**WHAT THE TASK ASKS:** Quote all entries in full, exactly.

**SOURCE DATA:**
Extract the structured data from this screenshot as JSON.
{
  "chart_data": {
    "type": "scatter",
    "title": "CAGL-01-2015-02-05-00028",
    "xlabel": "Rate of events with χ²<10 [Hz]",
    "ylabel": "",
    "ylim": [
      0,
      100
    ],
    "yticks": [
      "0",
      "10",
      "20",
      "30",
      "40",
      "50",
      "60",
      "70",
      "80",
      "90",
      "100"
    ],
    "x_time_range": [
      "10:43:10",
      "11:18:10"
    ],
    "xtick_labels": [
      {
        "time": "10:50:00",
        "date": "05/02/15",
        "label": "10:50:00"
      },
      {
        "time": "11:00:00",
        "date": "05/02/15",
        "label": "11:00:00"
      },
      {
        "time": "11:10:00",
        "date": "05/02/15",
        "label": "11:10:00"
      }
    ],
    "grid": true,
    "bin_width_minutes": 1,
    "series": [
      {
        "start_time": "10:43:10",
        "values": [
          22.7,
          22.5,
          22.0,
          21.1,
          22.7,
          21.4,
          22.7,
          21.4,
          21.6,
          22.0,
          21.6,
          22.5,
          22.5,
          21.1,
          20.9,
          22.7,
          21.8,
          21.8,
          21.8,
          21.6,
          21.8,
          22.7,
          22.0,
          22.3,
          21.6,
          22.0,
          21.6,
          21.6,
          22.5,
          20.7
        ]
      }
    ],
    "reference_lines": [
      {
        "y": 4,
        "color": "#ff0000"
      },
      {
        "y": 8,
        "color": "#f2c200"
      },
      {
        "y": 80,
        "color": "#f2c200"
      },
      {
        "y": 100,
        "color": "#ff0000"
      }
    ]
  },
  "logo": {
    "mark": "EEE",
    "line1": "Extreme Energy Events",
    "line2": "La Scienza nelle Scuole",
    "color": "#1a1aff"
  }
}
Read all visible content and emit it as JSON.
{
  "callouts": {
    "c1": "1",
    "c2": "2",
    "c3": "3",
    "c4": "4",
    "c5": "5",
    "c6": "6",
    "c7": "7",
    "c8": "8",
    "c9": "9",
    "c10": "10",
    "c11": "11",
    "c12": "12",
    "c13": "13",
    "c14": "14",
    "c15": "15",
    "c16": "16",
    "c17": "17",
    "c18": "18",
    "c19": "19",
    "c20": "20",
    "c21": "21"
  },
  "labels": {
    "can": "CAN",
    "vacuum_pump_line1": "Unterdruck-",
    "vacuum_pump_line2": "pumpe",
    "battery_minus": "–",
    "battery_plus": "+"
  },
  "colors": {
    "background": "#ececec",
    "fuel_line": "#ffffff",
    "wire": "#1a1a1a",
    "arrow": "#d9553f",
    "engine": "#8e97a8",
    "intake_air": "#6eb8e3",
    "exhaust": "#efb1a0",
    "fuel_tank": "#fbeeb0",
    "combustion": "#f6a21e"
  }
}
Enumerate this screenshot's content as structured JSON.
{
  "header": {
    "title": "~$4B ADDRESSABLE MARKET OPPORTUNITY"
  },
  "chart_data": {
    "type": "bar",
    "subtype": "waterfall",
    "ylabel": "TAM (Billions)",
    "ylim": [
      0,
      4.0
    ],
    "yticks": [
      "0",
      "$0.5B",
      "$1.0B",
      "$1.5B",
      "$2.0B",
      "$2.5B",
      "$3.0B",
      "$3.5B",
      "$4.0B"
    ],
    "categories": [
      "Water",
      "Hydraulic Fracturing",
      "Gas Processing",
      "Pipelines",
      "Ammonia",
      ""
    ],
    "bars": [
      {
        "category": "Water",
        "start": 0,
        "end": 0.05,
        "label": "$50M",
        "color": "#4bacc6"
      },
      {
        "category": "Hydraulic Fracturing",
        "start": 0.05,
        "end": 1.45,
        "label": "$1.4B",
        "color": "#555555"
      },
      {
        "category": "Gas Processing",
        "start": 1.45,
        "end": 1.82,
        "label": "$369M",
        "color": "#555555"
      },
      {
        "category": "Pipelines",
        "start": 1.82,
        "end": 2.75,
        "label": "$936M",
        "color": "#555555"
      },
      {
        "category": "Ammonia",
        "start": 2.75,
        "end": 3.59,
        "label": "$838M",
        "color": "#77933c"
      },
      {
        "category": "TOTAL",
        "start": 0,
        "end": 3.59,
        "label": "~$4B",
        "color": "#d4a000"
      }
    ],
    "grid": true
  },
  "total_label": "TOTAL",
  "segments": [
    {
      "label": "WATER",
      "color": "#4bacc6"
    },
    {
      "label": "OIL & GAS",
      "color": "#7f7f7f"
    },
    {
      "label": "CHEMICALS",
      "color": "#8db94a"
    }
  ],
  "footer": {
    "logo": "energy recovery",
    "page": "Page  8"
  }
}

**EXERCISE SOLUTION:**
Extract the structured data from this screenshot as JSON.
{
  "chart_data": {
    "type": "scatter",
    "title": "CAGL-01-2015-02-05-00028",
    "xlabel": "Rate of events with χ²<10 [Hz]",
    "ylabel": "",
    "ylim": [
      0,
      100
    ],
    "yticks": [
      "0",
      "10",
      "20",
      "30",
      "40",
      "50",
      "60",
      "70",
      "80",
      "90",
      "100"
    ],
    "x_time_range": [
      "10:43:10",
      "11:18:10"
    ],
    "xtick_labels": [
      {
        "time": "10:50:00",
        "date": "05/02/15",
        "label": "10:50:00"
      },
      {
        "time": "11:00:00",
        "date": "05/02/15",
        "label": "11:00:00"
      },
      {
        "time": "11:10:00",
        "date": "05/02/15",
        "label": "11:10:00"
      }
    ],
    "grid": true,
    "bin_width_minutes": 1,
    "series": [
      {
        "start_time": "10:43:10",
        "values": [
          22.7,
          22.5,
          22.0,
          21.1,
          22.7,
          21.4,
          22.7,
          21.4,
          21.6,
          22.0,
          21.6,
          22.5,
          22.5,
          21.1,
          20.9,
          22.7,
          21.8,
          21.8,
          21.8,
          21.6,
          21.8,
          22.7,
          22.0,
          22.3,
          21.6,
          22.0,
          21.6,
          21.6,
          22.5,
          20.7
        ]
      }
    ],
    "reference_lines": [
      {
        "y": 4,
        "color": "#ff0000"
      },
      {
        "y": 8,
        "color": "#f2c200"
      },
      {
        "y": 80,
        "color": "#f2c200"
      },
      {
        "y": 100,
        "color": "#ff0000"
      }
    ]
  },
  "logo": {
    "mark": "EEE",
    "line1": "Extreme Energy Events",
    "line2": "La Scienza nelle Scuole",
    "color": "#1a1aff"
  }
}
Read all visible content and emit it as JSON.
{
  "callouts": {
    "c1": "1",
    "c2": "2",
    "c3": "3",
    "c4": "4",
    "c5": "5",
    "c6": "6",
    "c7": "7",
    "c8": "8",
    "c9": "9",
    "c10": "10",
    "c11": "11",
    "c12": "12",
    "c13": "13",
    "c14": "14",
    "c15": "15",
    "c16": "16",
    "c17": "17",
    "c18": "18",
    "c19": "19",
    "c20": "20",
    "c21": "21"
  },
  "labels": {
    "can": "CAN",
    "vacuum_pump_line1": "Unterdruck-",
    "vacuum_pump_line2": "pumpe",
    "battery_minus": "–",
    "battery_plus": "+"
  },
  "colors": {
    "background": "#ececec",
    "fuel_line": "#ffffff",
    "wire": "#1a1a1a",
    "arrow": "#d9553f",
    "engine": "#8e97a8",
    "intake_air": "#6eb8e3",
    "exhaust": "#efb1a0",
    "fuel_tank": "#fbeeb0",
    "combustion": "#f6a21e"
  }
}
Enumerate this screenshot's content as structured JSON.
{
  "header": {
    "title": "~$4B ADDRESSABLE MARKET OPPORTUNITY"
  },
  "chart_data": {
    "type": "bar",
    "subtype": "waterfall",
    "ylabel": "TAM (Billions)",
    "ylim": [
      0,
      4.0
    ],
    "yticks": [
      "0",
      "$0.5B",
      "$1.0B",
      "$1.5B",
      "$2.0B",
      "$2.5B",
      "$3.0B",
      "$3.5B",
      "$4.0B"
    ],
    "categories": [
      "Water",
      "Hydraulic Fracturing",
      "Gas Processing",
      "Pipelines",
      "Ammonia",
      ""
    ],
    "bars": [
      {
        "category": "Water",
        "start": 0,
        "end": 0.05,
        "label": "$50M",
        "color": "#4bacc6"
      },
      {
        "category": "Hydraulic Fracturing",
        "start": 0.05,
        "end": 1.45,
        "label": "$1.4B",
        "color": "#555555"
      },
      {
        "category": "Gas Processing",
        "start": 1.45,
        "end": 1.82,
        "label": "$369M",
        "color": "#555555"
      },
      {
        "category": "Pipelines",
        "start": 1.82,
        "end": 2.75,
        "label": "$936M",
        "color": "#555555"
      },
      {
        "category": "Ammonia",
        "start": 2.75,
        "end": 3.59,
        "label": "$838M",
        "color": "#77933c"
      },
      {
        "category": "TOTAL",
        "start": 0,
        "end": 3.59,
        "label": "~$4B",
        "color": "#d4a000"
      }
    ],
    "grid": true
  },
  "total_label": "TOTAL",
  "segments": [
    {
      "label": "WATER",
      "color": "#4bacc6"
    },
    {
      "label": "OIL & GAS",
      "color": "#7f7f7f"
    },
    {
      "label": "CHEMICALS",
      "color": "#8db94a"
    }
  ],
  "footer": {
    "logo": "energy recovery",
    "page": "Page  8"
  }
}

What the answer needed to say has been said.